→ TASK DIRECTIONS:
Find the line that contains "Serialize everything readable" in the entries below. Output it and each later line exactly, and nothing else.

## begin DATA PROVIDED

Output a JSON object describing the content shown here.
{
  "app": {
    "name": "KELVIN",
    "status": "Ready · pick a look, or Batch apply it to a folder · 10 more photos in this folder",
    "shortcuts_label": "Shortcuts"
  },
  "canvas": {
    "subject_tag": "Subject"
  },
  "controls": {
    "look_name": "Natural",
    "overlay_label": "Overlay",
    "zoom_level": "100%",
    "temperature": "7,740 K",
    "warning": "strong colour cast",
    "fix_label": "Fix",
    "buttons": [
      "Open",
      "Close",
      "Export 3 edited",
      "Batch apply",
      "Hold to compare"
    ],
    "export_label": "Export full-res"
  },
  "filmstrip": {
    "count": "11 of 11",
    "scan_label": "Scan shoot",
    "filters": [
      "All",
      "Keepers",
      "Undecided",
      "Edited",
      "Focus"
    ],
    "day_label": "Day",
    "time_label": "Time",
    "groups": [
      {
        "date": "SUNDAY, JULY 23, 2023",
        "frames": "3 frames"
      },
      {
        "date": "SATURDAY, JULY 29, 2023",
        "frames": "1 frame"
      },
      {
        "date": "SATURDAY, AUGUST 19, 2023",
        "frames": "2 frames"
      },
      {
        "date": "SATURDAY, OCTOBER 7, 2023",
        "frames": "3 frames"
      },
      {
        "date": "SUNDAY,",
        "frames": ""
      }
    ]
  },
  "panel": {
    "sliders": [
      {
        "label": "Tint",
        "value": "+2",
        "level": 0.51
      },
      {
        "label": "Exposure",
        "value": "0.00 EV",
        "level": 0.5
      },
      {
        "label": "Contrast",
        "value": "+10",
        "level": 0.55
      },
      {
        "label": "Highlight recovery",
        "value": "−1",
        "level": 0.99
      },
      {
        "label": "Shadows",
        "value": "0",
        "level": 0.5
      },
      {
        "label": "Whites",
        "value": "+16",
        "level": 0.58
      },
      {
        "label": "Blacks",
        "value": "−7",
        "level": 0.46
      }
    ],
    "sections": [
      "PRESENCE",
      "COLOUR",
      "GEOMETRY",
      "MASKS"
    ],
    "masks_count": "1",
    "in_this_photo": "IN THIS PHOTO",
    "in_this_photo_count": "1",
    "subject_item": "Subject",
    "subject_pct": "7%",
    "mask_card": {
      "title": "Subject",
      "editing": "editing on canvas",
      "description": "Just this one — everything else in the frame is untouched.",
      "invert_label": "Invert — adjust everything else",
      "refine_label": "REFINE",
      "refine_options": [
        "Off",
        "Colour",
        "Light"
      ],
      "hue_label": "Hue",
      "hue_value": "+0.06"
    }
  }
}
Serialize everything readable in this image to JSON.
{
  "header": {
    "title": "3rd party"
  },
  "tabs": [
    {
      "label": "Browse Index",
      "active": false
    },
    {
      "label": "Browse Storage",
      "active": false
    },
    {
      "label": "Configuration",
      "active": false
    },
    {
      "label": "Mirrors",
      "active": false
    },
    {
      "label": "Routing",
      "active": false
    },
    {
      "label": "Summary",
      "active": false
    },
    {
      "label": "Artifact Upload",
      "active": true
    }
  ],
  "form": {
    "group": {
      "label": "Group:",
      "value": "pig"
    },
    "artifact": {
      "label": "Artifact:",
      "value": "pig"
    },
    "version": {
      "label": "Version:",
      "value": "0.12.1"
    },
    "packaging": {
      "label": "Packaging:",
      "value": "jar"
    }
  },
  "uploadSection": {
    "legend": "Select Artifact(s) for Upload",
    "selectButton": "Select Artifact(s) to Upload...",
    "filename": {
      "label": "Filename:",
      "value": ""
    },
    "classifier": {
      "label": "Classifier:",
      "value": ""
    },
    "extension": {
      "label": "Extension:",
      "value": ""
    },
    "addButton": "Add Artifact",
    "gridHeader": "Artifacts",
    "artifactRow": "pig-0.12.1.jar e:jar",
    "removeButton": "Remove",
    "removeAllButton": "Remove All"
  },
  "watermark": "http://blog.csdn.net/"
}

## end DATA PROVIDED

→ RESULT OF THIS EXERCISE:
Serialize everything readable in this image to JSON.
{
  "header": {
    "title": "3rd party"
  },
  "tabs": [
    {
      "label": "Browse Index",
      "active": false
    },
    {
      "label": "Browse Storage",
      "active": false
    },
    {
      "label": "Configuration",
      "active": false
    },
    {
      "label": "Mirrors",
      "active": false
    },
    {
      "label": "Routing",
      "active": false
    },
    {
      "label": "Summary",
      "active": false
    },
    {
      "label": "Artifact Upload",
      "active": true
    }
  ],
  "form": {
    "group": {
      "label": "Group:",
      "value": "pig"
    },
    "artifact": {
      "label": "Artifact:",
      "value": "pig"
    },
    "version": {
      "label": "Version:",
      "value": "0.12.1"
    },
    "packaging": {
      "label": "Packaging:",
      "value": "jar"
    }
  },
  "uploadSection": {
    "legend": "Select Artifact(s) for Upload",
    "selectButton": "Select Artifact(s) to Upload...",
    "filename": {
      "label": "Filename:",
      "value": ""
    },
    "classifier": {
      "label": "Classifier:",
      "value": ""
    },
    "extension": {
      "label": "Extension:",
      "value": ""
    },
    "addButton": "Add Artifact",
    "gridHeader": "Artifacts",
    "artifactRow": "pig-0.12.1.jar e:jar",
    "removeButton": "Remove",
    "removeAllButton": "Remove All"
  },
  "watermark": "http://blog.csdn.net/"
}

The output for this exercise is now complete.